___ Given information ___

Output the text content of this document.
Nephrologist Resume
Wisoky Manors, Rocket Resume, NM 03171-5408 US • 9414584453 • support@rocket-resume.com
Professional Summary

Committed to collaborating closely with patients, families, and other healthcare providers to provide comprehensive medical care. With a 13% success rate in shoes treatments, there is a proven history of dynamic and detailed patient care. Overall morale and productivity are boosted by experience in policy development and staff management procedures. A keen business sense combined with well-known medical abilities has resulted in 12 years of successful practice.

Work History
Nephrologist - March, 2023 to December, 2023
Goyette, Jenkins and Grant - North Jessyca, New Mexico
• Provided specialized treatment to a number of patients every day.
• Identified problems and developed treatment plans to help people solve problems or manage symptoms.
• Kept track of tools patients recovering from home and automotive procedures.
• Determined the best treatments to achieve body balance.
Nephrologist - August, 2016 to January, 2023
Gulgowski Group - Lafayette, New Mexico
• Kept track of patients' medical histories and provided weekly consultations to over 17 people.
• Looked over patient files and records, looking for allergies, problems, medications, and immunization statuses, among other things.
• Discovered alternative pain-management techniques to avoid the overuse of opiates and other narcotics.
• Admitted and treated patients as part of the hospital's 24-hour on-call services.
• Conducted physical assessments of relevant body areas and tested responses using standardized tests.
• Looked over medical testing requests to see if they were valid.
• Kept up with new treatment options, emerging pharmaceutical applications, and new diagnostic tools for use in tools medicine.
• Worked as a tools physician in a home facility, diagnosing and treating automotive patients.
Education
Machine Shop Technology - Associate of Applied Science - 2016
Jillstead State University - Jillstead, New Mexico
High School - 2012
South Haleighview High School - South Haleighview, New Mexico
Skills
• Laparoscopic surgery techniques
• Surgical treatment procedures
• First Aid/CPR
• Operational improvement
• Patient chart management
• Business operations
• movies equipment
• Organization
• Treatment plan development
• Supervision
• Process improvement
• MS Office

___

- Problem to solve
Every line of the material that holds "High" should be copied out as the answer.

- Task solution
High School - 2012
South Haleighview High School - South Haleighview, New Mexico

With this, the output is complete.